— START Exercise material —

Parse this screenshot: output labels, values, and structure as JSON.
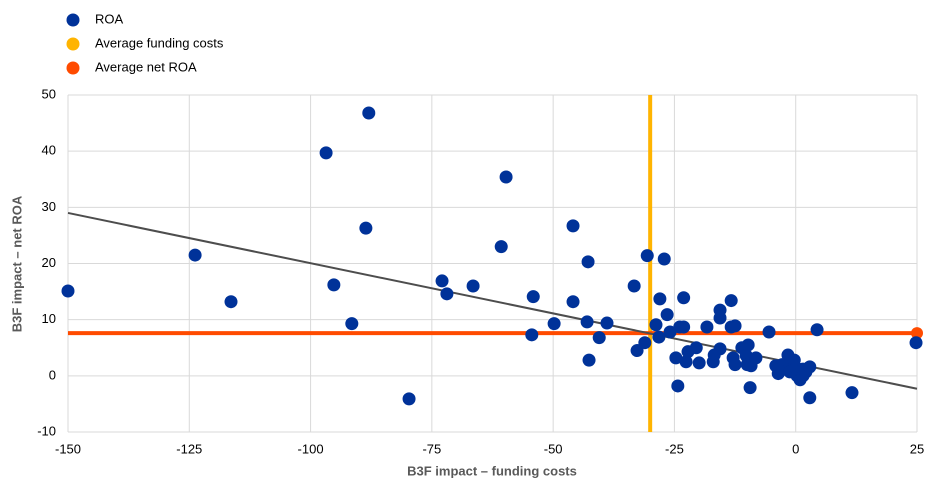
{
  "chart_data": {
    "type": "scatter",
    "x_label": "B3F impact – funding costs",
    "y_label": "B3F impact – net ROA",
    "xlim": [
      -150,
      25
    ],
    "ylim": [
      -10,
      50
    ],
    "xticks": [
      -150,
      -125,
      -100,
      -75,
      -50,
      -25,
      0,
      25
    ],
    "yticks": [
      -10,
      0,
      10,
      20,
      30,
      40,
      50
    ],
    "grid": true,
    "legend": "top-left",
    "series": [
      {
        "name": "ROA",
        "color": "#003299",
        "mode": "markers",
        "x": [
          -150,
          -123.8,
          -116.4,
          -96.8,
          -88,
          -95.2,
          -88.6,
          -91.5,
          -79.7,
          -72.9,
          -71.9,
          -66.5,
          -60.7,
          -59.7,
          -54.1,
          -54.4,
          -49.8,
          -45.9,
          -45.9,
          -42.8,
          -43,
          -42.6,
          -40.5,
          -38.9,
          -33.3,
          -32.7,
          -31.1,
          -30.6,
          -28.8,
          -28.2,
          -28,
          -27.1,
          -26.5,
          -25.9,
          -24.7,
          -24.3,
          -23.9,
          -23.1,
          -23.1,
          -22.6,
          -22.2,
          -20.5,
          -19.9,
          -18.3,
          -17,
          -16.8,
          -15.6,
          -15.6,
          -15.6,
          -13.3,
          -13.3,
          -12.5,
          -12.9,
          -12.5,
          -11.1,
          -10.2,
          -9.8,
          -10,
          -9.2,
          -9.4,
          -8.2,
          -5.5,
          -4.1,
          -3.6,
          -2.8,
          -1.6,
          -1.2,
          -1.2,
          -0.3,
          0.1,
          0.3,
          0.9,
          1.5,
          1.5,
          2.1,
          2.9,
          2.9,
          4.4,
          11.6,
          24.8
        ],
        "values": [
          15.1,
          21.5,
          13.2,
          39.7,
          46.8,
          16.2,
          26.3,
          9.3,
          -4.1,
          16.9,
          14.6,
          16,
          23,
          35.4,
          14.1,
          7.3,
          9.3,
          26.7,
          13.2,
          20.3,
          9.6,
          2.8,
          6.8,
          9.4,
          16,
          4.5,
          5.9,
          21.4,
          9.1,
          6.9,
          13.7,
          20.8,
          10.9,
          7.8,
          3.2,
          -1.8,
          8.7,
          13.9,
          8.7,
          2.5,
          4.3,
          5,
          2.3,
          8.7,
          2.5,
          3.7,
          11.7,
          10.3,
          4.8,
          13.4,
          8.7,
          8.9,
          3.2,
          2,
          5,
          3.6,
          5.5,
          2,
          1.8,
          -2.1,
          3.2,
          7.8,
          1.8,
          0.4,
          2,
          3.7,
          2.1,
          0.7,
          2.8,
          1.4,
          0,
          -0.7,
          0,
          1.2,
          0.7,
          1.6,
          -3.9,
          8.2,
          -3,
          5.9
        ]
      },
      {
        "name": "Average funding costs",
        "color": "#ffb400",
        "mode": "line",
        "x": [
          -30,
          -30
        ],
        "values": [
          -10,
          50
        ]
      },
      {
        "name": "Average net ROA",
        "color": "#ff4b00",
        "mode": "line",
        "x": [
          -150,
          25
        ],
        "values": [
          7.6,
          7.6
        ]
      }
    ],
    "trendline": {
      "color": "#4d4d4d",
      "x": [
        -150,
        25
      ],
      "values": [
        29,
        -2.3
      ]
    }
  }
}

— END Exercise material —

**Problem description:** Set down all the data again exactly as above, pictures excluded.

**The output:**
Parse this screenshot: output labels, values, and structure as JSON.
{
  "chart_data": {
    "type": "scatter",
    "x_label": "B3F impact – funding costs",
    "y_label": "B3F impact – net ROA",
    "xlim": [
      -150,
      25
    ],
    "ylim": [
      -10,
      50
    ],
    "xticks": [
      -150,
      -125,
      -100,
      -75,
      -50,
      -25,
      0,
      25
    ],
    "yticks": [
      -10,
      0,
      10,
      20,
      30,
      40,
      50
    ],
    "grid": true,
    "legend": "top-left",
    "series": [
      {
        "name": "ROA",
        "color": "#003299",
        "mode": "markers",
        "x": [
          -150,
          -123.8,
          -116.4,
          -96.8,
          -88,
          -95.2,
          -88.6,
          -91.5,
          -79.7,
          -72.9,
          -71.9,
          -66.5,
          -60.7,
          -59.7,
          -54.1,
          -54.4,
          -49.8,
          -45.9,
          -45.9,
          -42.8,
          -43,
          -42.6,
          -40.5,
          -38.9,
          -33.3,
          -32.7,
          -31.1,
          -30.6,
          -28.8,
          -28.2,
          -28,
          -27.1,
          -26.5,
          -25.9,
          -24.7,
          -24.3,
          -23.9,
          -23.1,
          -23.1,
          -22.6,
          -22.2,
          -20.5,
          -19.9,
          -18.3,
          -17,
          -16.8,
          -15.6,
          -15.6,
          -15.6,
          -13.3,
          -13.3,
          -12.5,
          -12.9,
          -12.5,
          -11.1,
          -10.2,
          -9.8,
          -10,
          -9.2,
          -9.4,
          -8.2,
          -5.5,
          -4.1,
          -3.6,
          -2.8,
          -1.6,
          -1.2,
          -1.2,
          -0.3,
          0.1,
          0.3,
          0.9,
          1.5,
          1.5,
          2.1,
          2.9,
          2.9,
          4.4,
          11.6,
          24.8
        ],
        "values": [
          15.1,
          21.5,
          13.2,
          39.7,
          46.8,
          16.2,
          26.3,
          9.3,
          -4.1,
          16.9,
          14.6,
          16,
          23,
          35.4,
          14.1,
          7.3,
          9.3,
          26.7,
          13.2,
          20.3,
          9.6,
          2.8,
          6.8,
          9.4,
          16,
          4.5,
          5.9,
          21.4,
          9.1,
          6.9,
          13.7,
          20.8,
          10.9,
          7.8,
          3.2,
          -1.8,
          8.7,
          13.9,
          8.7,
          2.5,
          4.3,
          5,
          2.3,
          8.7,
          2.5,
          3.7,
          11.7,
          10.3,
          4.8,
          13.4,
          8.7,
          8.9,
          3.2,
          2,
          5,
          3.6,
          5.5,
          2,
          1.8,
          -2.1,
          3.2,
          7.8,
          1.8,
          0.4,
          2,
          3.7,
          2.1,
          0.7,
          2.8,
          1.4,
          0,
          -0.7,
          0,
          1.2,
          0.7,
          1.6,
          -3.9,
          8.2,
          -3,
          5.9
        ]
      },
      {
        "name": "Average funding costs",
        "color": "#ffb400",
        "mode": "line",
        "x": [
          -30,
          -30
        ],
        "values": [
          -10,
          50
        ]
      },
      {
        "name": "Average net ROA",
        "color": "#ff4b00",
        "mode": "line",
        "x": [
          -150,
          25
        ],
        "values": [
          7.6,
          7.6
        ]
      }
    ],
    "trendline": {
      "color": "#4d4d4d",
      "x": [
        -150,
        25
      ],
      "values": [
        29,
        -2.3
      ]
    }
  }
}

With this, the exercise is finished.